- [Figure content listings]:
-- begin --
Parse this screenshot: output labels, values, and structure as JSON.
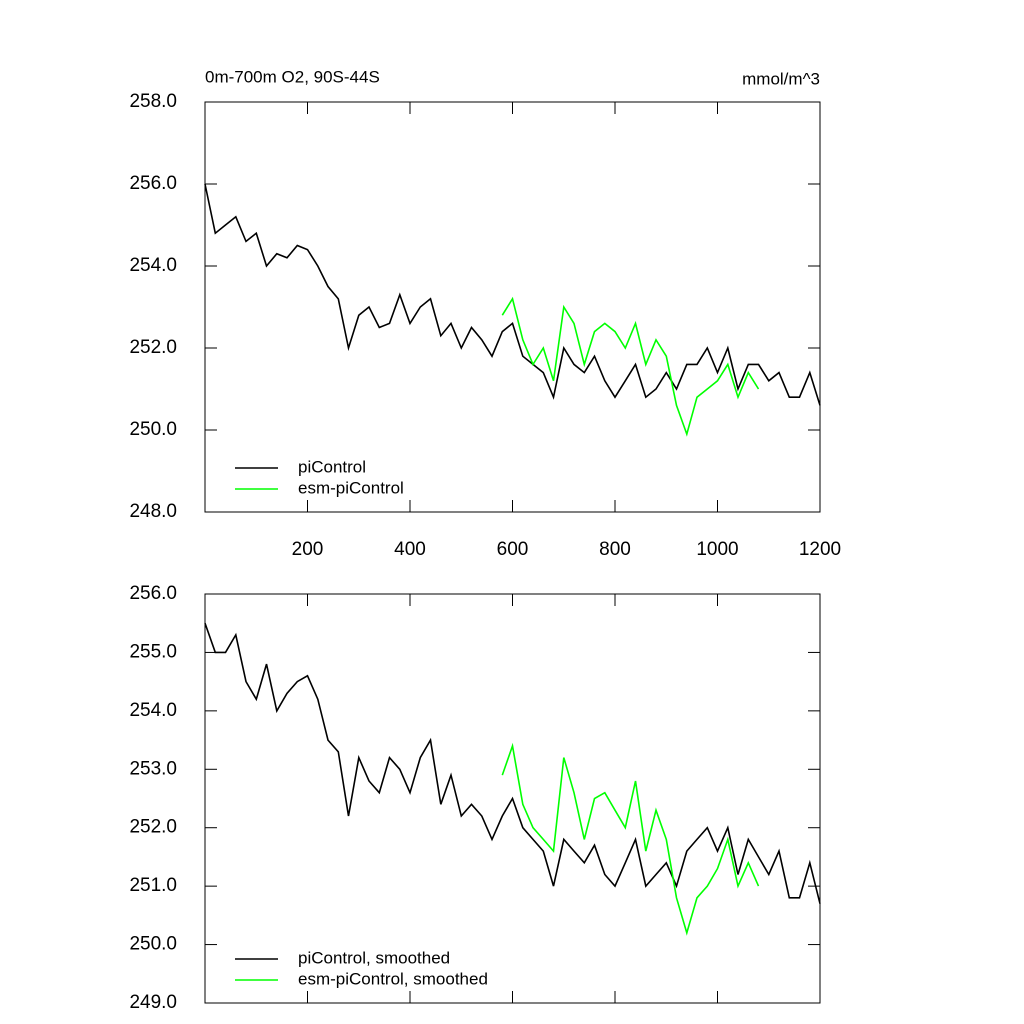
{
  "chart_data": [
    {
      "type": "line",
      "title": "0m-700m O2, 90S-44S",
      "units": "mmol/m^3",
      "xlim": [
        0,
        1200
      ],
      "xticks": [
        200,
        400,
        600,
        800,
        1000,
        1200
      ],
      "ylim": [
        248,
        258
      ],
      "yticks": [
        {
          "value": 248,
          "label": "248.0"
        },
        {
          "value": 250,
          "label": "250.0"
        },
        {
          "value": 252,
          "label": "252.0"
        },
        {
          "value": 254,
          "label": "254.0"
        },
        {
          "value": 256,
          "label": "256.0"
        },
        {
          "value": 258,
          "label": "258.0"
        }
      ],
      "legend": "lower left",
      "series": [
        {
          "name": "piControl",
          "color": "#000000",
          "x": [
            0,
            20,
            40,
            60,
            80,
            100,
            120,
            140,
            160,
            180,
            200,
            220,
            240,
            260,
            280,
            300,
            320,
            340,
            360,
            380,
            400,
            420,
            440,
            460,
            480,
            500,
            520,
            540,
            560,
            580,
            600,
            620,
            640,
            660,
            680,
            700,
            720,
            740,
            760,
            780,
            800,
            820,
            840,
            860,
            880,
            900,
            920,
            940,
            960,
            980,
            1000,
            1020,
            1040,
            1060,
            1080,
            1100,
            1120,
            1140,
            1160,
            1180,
            1200
          ],
          "values": [
            256.0,
            254.8,
            255.0,
            255.2,
            254.6,
            254.8,
            254.0,
            254.3,
            254.2,
            254.5,
            254.4,
            254.0,
            253.5,
            253.2,
            252.0,
            252.8,
            253.0,
            252.5,
            252.6,
            253.3,
            252.6,
            253.0,
            253.2,
            252.3,
            252.6,
            252.0,
            252.5,
            252.2,
            251.8,
            252.4,
            252.6,
            251.8,
            251.6,
            251.4,
            250.8,
            252.0,
            251.6,
            251.4,
            251.8,
            251.2,
            250.8,
            251.2,
            251.6,
            250.8,
            251.0,
            251.4,
            251.0,
            251.6,
            251.6,
            252.0,
            251.4,
            252.0,
            251.0,
            251.6,
            251.6,
            251.2,
            251.4,
            250.8,
            250.8,
            251.4,
            250.6
          ]
        },
        {
          "name": "esm-piControl",
          "color": "#00ff00",
          "x": [
            580,
            600,
            620,
            640,
            660,
            680,
            700,
            720,
            740,
            760,
            780,
            800,
            820,
            840,
            860,
            880,
            900,
            920,
            940,
            960,
            980,
            1000,
            1020,
            1040,
            1060,
            1080
          ],
          "values": [
            252.8,
            253.2,
            252.2,
            251.6,
            252.0,
            251.2,
            253.0,
            252.6,
            251.6,
            252.4,
            252.6,
            252.4,
            252.0,
            252.6,
            251.6,
            252.2,
            251.8,
            250.6,
            249.9,
            250.8,
            251.0,
            251.2,
            251.6,
            250.8,
            251.4,
            251.0
          ]
        }
      ]
    },
    {
      "type": "line",
      "xlim": [
        0,
        1200
      ],
      "ylim": [
        249,
        256
      ],
      "yticks": [
        {
          "value": 249,
          "label": "249.0"
        },
        {
          "value": 250,
          "label": "250.0"
        },
        {
          "value": 251,
          "label": "251.0"
        },
        {
          "value": 252,
          "label": "252.0"
        },
        {
          "value": 253,
          "label": "253.0"
        },
        {
          "value": 254,
          "label": "254.0"
        },
        {
          "value": 255,
          "label": "255.0"
        },
        {
          "value": 256,
          "label": "256.0"
        }
      ],
      "legend": "lower left",
      "series": [
        {
          "name": "piControl, smoothed",
          "color": "#000000",
          "x": [
            0,
            20,
            40,
            60,
            80,
            100,
            120,
            140,
            160,
            180,
            200,
            220,
            240,
            260,
            280,
            300,
            320,
            340,
            360,
            380,
            400,
            420,
            440,
            460,
            480,
            500,
            520,
            540,
            560,
            580,
            600,
            620,
            640,
            660,
            680,
            700,
            720,
            740,
            760,
            780,
            800,
            820,
            840,
            860,
            880,
            900,
            920,
            940,
            960,
            980,
            1000,
            1020,
            1040,
            1060,
            1080,
            1100,
            1120,
            1140,
            1160,
            1180,
            1200
          ],
          "values": [
            255.5,
            255.0,
            255.0,
            255.3,
            254.5,
            254.2,
            254.8,
            254.0,
            254.3,
            254.5,
            254.6,
            254.2,
            253.5,
            253.3,
            252.2,
            253.2,
            252.8,
            252.6,
            253.2,
            253.0,
            252.6,
            253.2,
            253.5,
            252.4,
            252.9,
            252.2,
            252.4,
            252.2,
            251.8,
            252.2,
            252.5,
            252.0,
            251.8,
            251.6,
            251.0,
            251.8,
            251.6,
            251.4,
            251.7,
            251.2,
            251.0,
            251.4,
            251.8,
            251.0,
            251.2,
            251.4,
            251.0,
            251.6,
            251.8,
            252.0,
            251.6,
            252.0,
            251.2,
            251.8,
            251.5,
            251.2,
            251.6,
            250.8,
            250.8,
            251.4,
            250.7
          ]
        },
        {
          "name": "esm-piControl, smoothed",
          "color": "#00ff00",
          "x": [
            580,
            600,
            620,
            640,
            660,
            680,
            700,
            720,
            740,
            760,
            780,
            800,
            820,
            840,
            860,
            880,
            900,
            920,
            940,
            960,
            980,
            1000,
            1020,
            1040,
            1060,
            1080
          ],
          "values": [
            252.9,
            253.4,
            252.4,
            252.0,
            251.8,
            251.6,
            253.2,
            252.6,
            251.8,
            252.5,
            252.6,
            252.3,
            252.0,
            252.8,
            251.6,
            252.3,
            251.8,
            250.8,
            250.2,
            250.8,
            251.0,
            251.3,
            251.8,
            251.0,
            251.4,
            251.0
          ]
        }
      ]
    }
  ]
}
-- end --
- [Exercise description]:
Transcribe every record above exactly as written, leaving out any pictures.

- [Task solution]:
Parse this screenshot: output labels, values, and structure as JSON.
{
  "chart_data": [
    {
      "type": "line",
      "title": "0m-700m O2, 90S-44S",
      "units": "mmol/m^3",
      "xlim": [
        0,
        1200
      ],
      "xticks": [
        200,
        400,
        600,
        800,
        1000,
        1200
      ],
      "ylim": [
        248,
        258
      ],
      "yticks": [
        {
          "value": 248,
          "label": "248.0"
        },
        {
          "value": 250,
          "label": "250.0"
        },
        {
          "value": 252,
          "label": "252.0"
        },
        {
          "value": 254,
          "label": "254.0"
        },
        {
          "value": 256,
          "label": "256.0"
        },
        {
          "value": 258,
          "label": "258.0"
        }
      ],
      "legend": "lower left",
      "series": [
        {
          "name": "piControl",
          "color": "#000000",
          "x": [
            0,
            20,
            40,
            60,
            80,
            100,
            120,
            140,
            160,
            180,
            200,
            220,
            240,
            260,
            280,
            300,
            320,
            340,
            360,
            380,
            400,
            420,
            440,
            460,
            480,
            500,
            520,
            540,
            560,
            580,
            600,
            620,
            640,
            660,
            680,
            700,
            720,
            740,
            760,
            780,
            800,
            820,
            840,
            860,
            880,
            900,
            920,
            940,
            960,
            980,
            1000,
            1020,
            1040,
            1060,
            1080,
            1100,
            1120,
            1140,
            1160,
            1180,
            1200
          ],
          "values": [
            256.0,
            254.8,
            255.0,
            255.2,
            254.6,
            254.8,
            254.0,
            254.3,
            254.2,
            254.5,
            254.4,
            254.0,
            253.5,
            253.2,
            252.0,
            252.8,
            253.0,
            252.5,
            252.6,
            253.3,
            252.6,
            253.0,
            253.2,
            252.3,
            252.6,
            252.0,
            252.5,
            252.2,
            251.8,
            252.4,
            252.6,
            251.8,
            251.6,
            251.4,
            250.8,
            252.0,
            251.6,
            251.4,
            251.8,
            251.2,
            250.8,
            251.2,
            251.6,
            250.8,
            251.0,
            251.4,
            251.0,
            251.6,
            251.6,
            252.0,
            251.4,
            252.0,
            251.0,
            251.6,
            251.6,
            251.2,
            251.4,
            250.8,
            250.8,
            251.4,
            250.6
          ]
        },
        {
          "name": "esm-piControl",
          "color": "#00ff00",
          "x": [
            580,
            600,
            620,
            640,
            660,
            680,
            700,
            720,
            740,
            760,
            780,
            800,
            820,
            840,
            860,
            880,
            900,
            920,
            940,
            960,
            980,
            1000,
            1020,
            1040,
            1060,
            1080
          ],
          "values": [
            252.8,
            253.2,
            252.2,
            251.6,
            252.0,
            251.2,
            253.0,
            252.6,
            251.6,
            252.4,
            252.6,
            252.4,
            252.0,
            252.6,
            251.6,
            252.2,
            251.8,
            250.6,
            249.9,
            250.8,
            251.0,
            251.2,
            251.6,
            250.8,
            251.4,
            251.0
          ]
        }
      ]
    },
    {
      "type": "line",
      "xlim": [
        0,
        1200
      ],
      "ylim": [
        249,
        256
      ],
      "yticks": [
        {
          "value": 249,
          "label": "249.0"
        },
        {
          "value": 250,
          "label": "250.0"
        },
        {
          "value": 251,
          "label": "251.0"
        },
        {
          "value": 252,
          "label": "252.0"
        },
        {
          "value": 253,
          "label": "253.0"
        },
        {
          "value": 254,
          "label": "254.0"
        },
        {
          "value": 255,
          "label": "255.0"
        },
        {
          "value": 256,
          "label": "256.0"
        }
      ],
      "legend": "lower left",
      "series": [
        {
          "name": "piControl, smoothed",
          "color": "#000000",
          "x": [
            0,
            20,
            40,
            60,
            80,
            100,
            120,
            140,
            160,
            180,
            200,
            220,
            240,
            260,
            280,
            300,
            320,
            340,
            360,
            380,
            400,
            420,
            440,
            460,
            480,
            500,
            520,
            540,
            560,
            580,
            600,
            620,
            640,
            660,
            680,
            700,
            720,
            740,
            760,
            780,
            800,
            820,
            840,
            860,
            880,
            900,
            920,
            940,
            960,
            980,
            1000,
            1020,
            1040,
            1060,
            1080,
            1100,
            1120,
            1140,
            1160,
            1180,
            1200
          ],
          "values": [
            255.5,
            255.0,
            255.0,
            255.3,
            254.5,
            254.2,
            254.8,
            254.0,
            254.3,
            254.5,
            254.6,
            254.2,
            253.5,
            253.3,
            252.2,
            253.2,
            252.8,
            252.6,
            253.2,
            253.0,
            252.6,
            253.2,
            253.5,
            252.4,
            252.9,
            252.2,
            252.4,
            252.2,
            251.8,
            252.2,
            252.5,
            252.0,
            251.8,
            251.6,
            251.0,
            251.8,
            251.6,
            251.4,
            251.7,
            251.2,
            251.0,
            251.4,
            251.8,
            251.0,
            251.2,
            251.4,
            251.0,
            251.6,
            251.8,
            252.0,
            251.6,
            252.0,
            251.2,
            251.8,
            251.5,
            251.2,
            251.6,
            250.8,
            250.8,
            251.4,
            250.7
          ]
        },
        {
          "name": "esm-piControl, smoothed",
          "color": "#00ff00",
          "x": [
            580,
            600,
            620,
            640,
            660,
            680,
            700,
            720,
            740,
            760,
            780,
            800,
            820,
            840,
            860,
            880,
            900,
            920,
            940,
            960,
            980,
            1000,
            1020,
            1040,
            1060,
            1080
          ],
          "values": [
            252.9,
            253.4,
            252.4,
            252.0,
            251.8,
            251.6,
            253.2,
            252.6,
            251.8,
            252.5,
            252.6,
            252.3,
            252.0,
            252.8,
            251.6,
            252.3,
            251.8,
            250.8,
            250.2,
            250.8,
            251.0,
            251.3,
            251.8,
            251.0,
            251.4,
            251.0
          ]
        }
      ]
    }
  ]
}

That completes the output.